-- start WORKING DATA --

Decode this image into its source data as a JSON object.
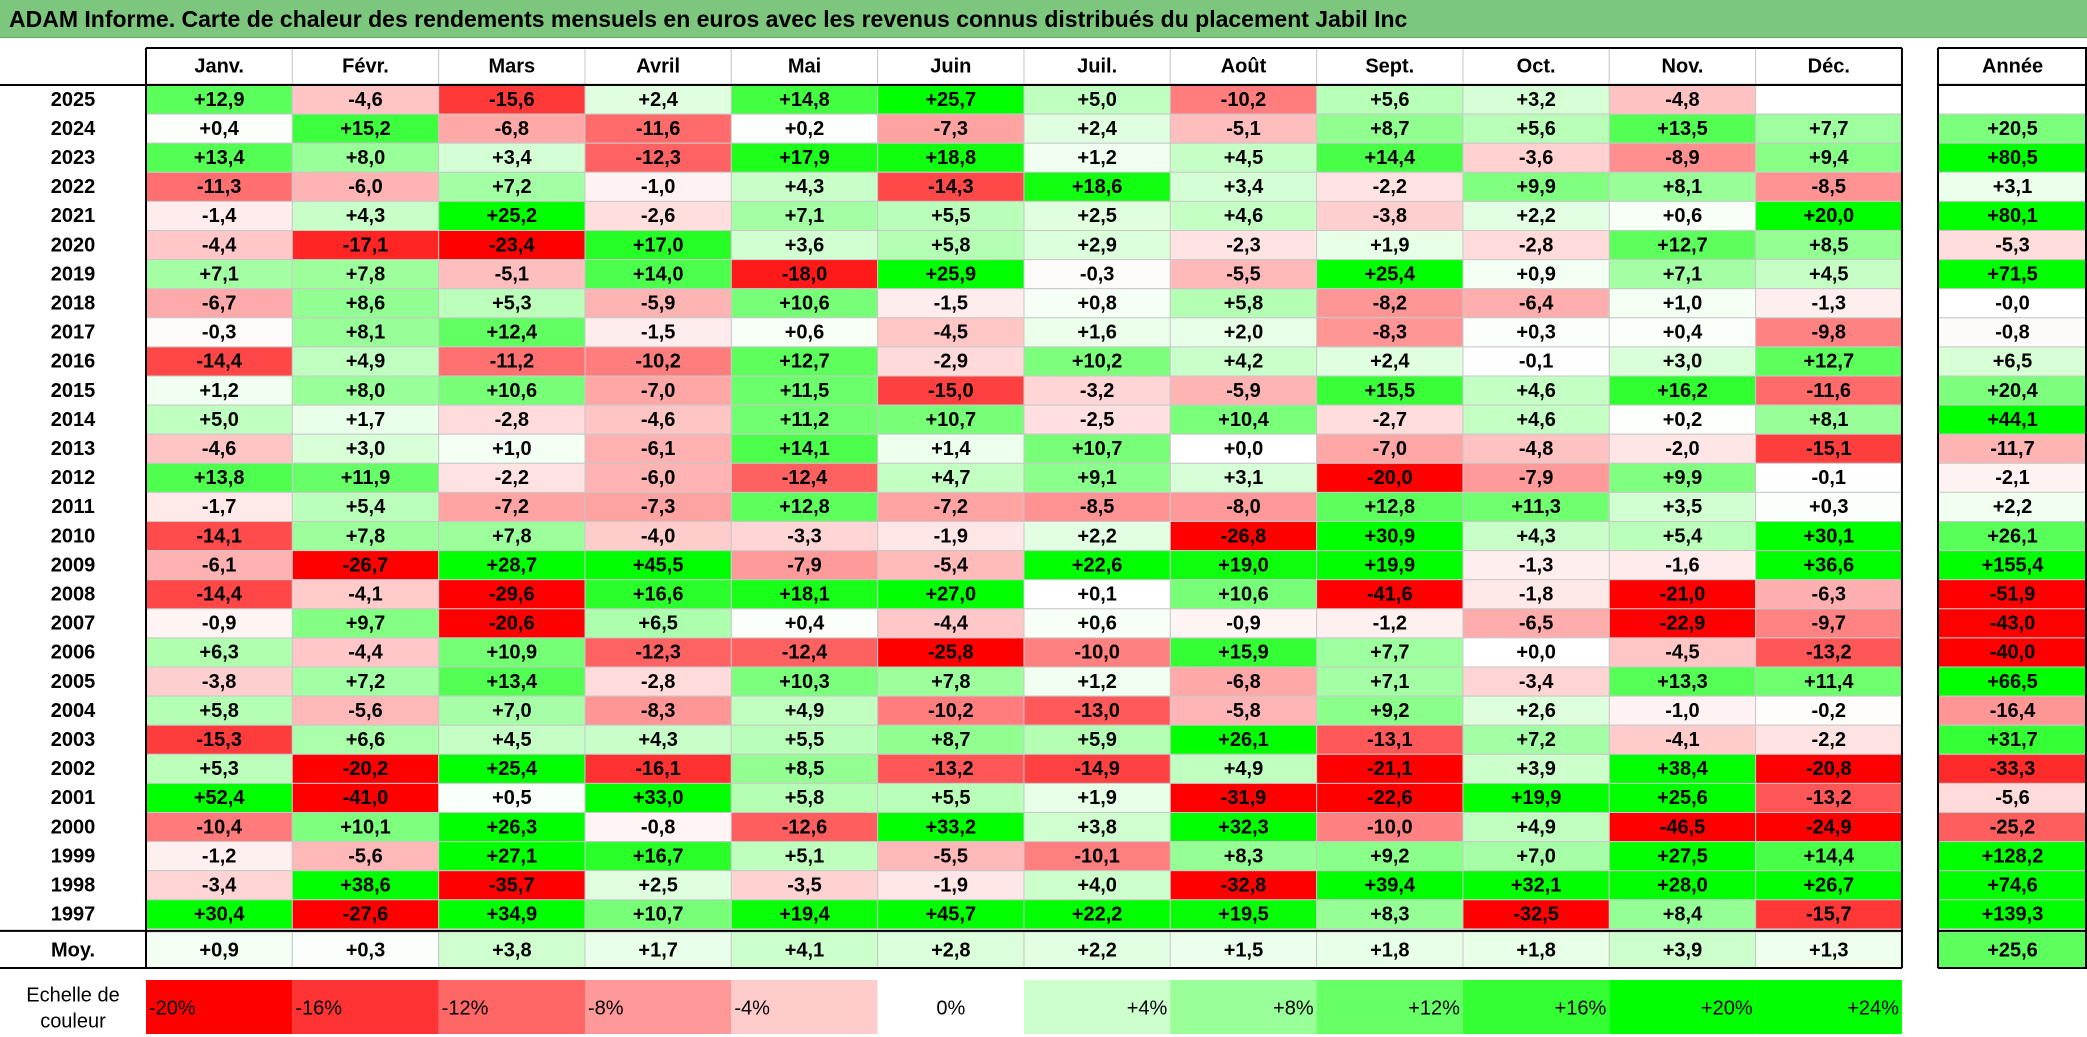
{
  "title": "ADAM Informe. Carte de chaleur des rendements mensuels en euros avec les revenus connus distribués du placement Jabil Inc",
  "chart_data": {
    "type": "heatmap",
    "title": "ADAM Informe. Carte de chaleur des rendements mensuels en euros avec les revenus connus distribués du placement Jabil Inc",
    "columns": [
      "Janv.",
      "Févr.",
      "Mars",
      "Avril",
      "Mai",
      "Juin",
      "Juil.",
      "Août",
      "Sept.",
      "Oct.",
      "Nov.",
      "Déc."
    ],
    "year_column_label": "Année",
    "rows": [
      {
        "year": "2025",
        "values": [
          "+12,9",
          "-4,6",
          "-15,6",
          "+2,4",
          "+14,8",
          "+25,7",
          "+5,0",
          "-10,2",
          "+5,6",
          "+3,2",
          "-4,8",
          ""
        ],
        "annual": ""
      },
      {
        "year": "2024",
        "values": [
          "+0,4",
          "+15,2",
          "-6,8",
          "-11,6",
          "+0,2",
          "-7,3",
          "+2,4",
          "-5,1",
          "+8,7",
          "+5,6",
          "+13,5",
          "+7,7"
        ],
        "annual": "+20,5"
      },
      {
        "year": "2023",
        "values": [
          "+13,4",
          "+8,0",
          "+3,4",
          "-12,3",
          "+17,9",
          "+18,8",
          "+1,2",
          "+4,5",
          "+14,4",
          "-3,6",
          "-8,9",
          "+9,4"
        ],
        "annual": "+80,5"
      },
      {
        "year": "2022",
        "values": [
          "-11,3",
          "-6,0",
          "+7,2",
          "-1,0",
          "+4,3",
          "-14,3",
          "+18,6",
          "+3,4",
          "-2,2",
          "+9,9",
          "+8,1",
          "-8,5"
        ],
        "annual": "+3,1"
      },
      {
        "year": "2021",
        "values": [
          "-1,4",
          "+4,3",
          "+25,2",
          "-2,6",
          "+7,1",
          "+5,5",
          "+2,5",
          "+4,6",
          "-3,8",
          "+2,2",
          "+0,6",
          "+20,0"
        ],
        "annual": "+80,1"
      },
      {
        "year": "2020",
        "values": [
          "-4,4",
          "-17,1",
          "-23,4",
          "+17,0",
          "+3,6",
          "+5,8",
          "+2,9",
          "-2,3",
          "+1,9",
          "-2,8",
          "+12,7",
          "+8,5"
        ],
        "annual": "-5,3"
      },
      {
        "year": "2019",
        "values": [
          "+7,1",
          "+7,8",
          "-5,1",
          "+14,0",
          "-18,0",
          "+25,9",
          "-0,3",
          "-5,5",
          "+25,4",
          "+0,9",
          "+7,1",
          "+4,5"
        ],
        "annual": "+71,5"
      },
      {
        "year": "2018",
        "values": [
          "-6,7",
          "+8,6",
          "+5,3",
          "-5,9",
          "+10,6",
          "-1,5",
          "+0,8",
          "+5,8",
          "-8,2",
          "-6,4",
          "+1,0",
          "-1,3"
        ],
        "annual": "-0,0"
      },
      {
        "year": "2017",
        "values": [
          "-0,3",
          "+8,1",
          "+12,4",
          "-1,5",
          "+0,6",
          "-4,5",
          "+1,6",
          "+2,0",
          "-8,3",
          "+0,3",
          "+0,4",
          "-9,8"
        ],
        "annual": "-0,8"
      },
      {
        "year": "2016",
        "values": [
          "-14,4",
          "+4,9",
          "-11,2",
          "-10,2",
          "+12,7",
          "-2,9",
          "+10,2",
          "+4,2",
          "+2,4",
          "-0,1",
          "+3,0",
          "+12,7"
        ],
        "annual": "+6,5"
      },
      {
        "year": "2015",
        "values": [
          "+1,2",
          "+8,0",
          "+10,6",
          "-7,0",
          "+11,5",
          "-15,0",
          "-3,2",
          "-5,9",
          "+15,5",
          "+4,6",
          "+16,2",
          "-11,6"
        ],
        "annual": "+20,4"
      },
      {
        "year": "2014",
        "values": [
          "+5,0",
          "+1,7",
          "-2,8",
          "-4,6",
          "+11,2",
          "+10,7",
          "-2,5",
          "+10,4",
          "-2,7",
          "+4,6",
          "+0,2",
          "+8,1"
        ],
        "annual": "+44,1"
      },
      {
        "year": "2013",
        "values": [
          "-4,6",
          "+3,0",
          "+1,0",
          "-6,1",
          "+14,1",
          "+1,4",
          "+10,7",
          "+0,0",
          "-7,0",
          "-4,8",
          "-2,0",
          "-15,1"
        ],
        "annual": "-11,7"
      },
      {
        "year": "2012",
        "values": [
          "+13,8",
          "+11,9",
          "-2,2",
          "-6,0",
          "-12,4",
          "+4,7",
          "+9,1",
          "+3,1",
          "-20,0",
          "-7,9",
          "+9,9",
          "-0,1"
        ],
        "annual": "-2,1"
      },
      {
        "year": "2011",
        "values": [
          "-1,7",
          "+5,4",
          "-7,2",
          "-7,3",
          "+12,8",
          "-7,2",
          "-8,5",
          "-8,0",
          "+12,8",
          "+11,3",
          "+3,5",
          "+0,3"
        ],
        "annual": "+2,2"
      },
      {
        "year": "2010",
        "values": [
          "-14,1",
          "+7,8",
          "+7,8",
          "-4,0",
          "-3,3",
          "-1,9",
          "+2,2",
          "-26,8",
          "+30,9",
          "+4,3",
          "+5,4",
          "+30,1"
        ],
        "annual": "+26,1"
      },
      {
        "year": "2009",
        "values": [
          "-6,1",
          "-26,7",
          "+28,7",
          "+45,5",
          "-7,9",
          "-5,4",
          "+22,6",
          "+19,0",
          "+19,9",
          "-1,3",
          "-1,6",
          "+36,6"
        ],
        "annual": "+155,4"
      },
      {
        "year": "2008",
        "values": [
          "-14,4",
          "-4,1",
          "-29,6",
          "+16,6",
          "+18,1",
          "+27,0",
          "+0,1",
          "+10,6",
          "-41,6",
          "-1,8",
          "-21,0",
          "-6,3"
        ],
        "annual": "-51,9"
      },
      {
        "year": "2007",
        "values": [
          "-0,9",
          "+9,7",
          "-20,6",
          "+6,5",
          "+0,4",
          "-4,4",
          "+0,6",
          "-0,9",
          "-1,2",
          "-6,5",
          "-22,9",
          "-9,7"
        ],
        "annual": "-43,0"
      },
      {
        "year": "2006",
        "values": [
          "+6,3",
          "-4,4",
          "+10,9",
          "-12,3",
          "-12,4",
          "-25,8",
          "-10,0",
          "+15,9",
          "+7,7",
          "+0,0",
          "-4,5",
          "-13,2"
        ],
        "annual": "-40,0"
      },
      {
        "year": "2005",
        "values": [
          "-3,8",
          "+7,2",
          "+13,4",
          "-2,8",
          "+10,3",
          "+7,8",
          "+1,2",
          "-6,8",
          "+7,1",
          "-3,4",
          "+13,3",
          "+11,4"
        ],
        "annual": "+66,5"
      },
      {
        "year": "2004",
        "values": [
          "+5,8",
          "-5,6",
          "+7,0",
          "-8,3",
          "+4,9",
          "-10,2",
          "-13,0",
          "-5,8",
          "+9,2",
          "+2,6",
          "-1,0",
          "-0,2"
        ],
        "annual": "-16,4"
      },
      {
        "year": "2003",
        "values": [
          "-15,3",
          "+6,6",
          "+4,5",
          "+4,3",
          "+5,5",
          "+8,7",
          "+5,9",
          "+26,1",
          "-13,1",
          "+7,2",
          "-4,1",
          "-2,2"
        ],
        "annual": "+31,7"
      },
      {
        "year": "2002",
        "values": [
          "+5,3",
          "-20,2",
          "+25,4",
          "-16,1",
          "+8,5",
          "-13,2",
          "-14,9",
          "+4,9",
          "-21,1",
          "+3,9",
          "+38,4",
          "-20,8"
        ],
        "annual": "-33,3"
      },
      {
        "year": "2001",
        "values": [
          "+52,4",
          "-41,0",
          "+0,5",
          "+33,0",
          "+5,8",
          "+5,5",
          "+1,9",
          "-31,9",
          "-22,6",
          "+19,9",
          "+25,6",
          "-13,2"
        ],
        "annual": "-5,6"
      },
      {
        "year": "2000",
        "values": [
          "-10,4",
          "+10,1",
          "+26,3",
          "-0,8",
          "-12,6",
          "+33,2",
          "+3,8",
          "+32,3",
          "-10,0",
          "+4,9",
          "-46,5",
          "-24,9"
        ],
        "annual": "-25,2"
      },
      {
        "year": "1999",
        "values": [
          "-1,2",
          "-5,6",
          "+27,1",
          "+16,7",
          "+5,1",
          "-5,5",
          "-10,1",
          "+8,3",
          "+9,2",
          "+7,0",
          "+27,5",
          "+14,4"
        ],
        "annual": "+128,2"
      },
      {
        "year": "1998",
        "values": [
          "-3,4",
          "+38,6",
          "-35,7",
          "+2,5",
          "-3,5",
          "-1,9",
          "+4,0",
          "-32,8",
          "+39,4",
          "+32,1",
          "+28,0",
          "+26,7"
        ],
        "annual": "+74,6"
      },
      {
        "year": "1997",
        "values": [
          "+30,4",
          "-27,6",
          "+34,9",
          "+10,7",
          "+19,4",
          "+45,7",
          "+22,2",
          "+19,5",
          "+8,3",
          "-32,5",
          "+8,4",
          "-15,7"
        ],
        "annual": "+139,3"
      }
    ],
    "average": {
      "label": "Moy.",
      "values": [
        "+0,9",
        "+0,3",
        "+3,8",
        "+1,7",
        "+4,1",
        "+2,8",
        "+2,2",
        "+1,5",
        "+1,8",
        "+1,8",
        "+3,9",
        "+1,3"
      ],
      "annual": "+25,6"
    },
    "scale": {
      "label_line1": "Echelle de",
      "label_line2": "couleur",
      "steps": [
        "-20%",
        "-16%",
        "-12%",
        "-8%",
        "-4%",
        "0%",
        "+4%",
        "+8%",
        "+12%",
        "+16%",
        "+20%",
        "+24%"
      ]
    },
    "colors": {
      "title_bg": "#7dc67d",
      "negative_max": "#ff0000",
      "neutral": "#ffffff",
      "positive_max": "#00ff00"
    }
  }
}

-- end WORKING DATA --
-- start WORKING DATA --

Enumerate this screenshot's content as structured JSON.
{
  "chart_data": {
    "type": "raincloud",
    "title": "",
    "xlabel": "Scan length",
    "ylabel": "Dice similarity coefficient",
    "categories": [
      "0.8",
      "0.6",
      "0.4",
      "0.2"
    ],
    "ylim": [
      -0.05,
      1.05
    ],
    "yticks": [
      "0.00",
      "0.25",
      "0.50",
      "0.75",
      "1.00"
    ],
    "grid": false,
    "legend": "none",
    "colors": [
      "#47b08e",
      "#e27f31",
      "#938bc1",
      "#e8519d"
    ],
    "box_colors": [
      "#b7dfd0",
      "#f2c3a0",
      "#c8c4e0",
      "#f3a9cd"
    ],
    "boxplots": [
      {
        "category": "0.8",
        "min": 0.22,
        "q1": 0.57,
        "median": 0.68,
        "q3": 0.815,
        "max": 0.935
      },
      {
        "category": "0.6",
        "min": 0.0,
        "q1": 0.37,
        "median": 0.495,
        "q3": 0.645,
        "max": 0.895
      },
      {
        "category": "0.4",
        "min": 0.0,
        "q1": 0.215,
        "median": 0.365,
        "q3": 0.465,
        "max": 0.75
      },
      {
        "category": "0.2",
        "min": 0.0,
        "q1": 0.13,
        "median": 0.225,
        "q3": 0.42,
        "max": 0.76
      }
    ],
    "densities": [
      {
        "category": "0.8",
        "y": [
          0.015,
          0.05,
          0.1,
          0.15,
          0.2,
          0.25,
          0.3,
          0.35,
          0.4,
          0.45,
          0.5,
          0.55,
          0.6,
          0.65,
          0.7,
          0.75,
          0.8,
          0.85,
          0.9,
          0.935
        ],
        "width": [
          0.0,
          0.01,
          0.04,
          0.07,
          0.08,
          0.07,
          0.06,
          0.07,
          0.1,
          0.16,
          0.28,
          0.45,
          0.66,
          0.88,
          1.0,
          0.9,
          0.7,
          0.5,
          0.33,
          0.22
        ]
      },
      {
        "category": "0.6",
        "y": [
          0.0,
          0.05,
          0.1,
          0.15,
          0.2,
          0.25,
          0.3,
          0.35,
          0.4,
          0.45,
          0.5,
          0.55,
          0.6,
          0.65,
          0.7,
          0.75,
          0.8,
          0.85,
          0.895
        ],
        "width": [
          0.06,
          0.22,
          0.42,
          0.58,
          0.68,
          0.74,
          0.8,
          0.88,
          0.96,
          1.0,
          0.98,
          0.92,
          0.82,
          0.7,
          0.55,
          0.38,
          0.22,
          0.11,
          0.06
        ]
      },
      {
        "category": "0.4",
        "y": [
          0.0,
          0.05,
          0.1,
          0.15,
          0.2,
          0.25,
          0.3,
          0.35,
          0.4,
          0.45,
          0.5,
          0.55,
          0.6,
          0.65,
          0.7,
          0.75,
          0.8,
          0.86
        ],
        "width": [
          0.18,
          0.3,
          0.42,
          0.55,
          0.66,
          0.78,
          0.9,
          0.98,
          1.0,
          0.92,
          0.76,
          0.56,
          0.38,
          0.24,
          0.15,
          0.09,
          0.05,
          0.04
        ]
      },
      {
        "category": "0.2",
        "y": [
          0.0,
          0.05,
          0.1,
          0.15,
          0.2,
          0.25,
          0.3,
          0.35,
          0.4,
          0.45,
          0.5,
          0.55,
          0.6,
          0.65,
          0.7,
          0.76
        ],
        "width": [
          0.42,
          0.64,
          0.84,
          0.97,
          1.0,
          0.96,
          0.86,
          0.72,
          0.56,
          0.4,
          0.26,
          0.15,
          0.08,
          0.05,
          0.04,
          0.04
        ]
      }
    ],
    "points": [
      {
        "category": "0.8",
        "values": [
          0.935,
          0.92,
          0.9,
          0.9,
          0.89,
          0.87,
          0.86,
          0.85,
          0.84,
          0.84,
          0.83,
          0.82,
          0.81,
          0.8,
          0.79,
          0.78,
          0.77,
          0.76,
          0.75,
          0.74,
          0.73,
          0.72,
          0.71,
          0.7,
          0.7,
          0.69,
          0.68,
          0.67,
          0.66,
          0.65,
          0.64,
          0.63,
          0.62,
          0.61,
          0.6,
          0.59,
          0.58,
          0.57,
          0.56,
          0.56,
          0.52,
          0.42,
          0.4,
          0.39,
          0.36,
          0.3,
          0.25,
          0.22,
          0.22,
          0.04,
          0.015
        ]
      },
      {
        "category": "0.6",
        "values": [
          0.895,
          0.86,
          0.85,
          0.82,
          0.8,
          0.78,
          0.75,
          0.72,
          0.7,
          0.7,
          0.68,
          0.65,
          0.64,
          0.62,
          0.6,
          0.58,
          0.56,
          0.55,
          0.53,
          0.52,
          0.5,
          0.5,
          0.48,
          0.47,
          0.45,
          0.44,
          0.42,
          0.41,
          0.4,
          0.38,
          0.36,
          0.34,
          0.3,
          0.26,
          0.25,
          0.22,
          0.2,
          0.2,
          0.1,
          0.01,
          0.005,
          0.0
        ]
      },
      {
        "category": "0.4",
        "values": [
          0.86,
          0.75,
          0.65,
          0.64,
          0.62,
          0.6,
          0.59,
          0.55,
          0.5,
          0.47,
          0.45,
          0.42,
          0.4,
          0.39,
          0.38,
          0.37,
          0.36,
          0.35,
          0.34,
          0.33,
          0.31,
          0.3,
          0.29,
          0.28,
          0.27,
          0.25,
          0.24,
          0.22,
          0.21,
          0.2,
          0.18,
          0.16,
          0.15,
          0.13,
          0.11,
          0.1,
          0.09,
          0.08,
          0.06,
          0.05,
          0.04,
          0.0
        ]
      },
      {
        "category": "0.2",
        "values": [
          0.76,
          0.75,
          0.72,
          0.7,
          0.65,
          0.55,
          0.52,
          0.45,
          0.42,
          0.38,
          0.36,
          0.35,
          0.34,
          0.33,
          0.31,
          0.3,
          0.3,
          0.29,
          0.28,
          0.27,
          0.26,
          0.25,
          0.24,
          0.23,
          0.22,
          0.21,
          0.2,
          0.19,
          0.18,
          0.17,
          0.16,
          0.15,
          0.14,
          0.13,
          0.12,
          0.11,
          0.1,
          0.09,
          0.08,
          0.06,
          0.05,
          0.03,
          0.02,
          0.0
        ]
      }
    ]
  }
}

-- end WORKING DATA --

GOAL: Search the listing for the word "Carte". Copy every line in which it occurs.

EXERCISE OUTPUT:
  "title": "ADAM Informe. Carte de chaleur des rendements mensuels en euros avec les revenus connus distribués du placement Jabil Inc",
    "title": "ADAM Informe. Carte de chaleur des rendements mensuels en euros avec les revenus connus distribués du placement Jabil Inc",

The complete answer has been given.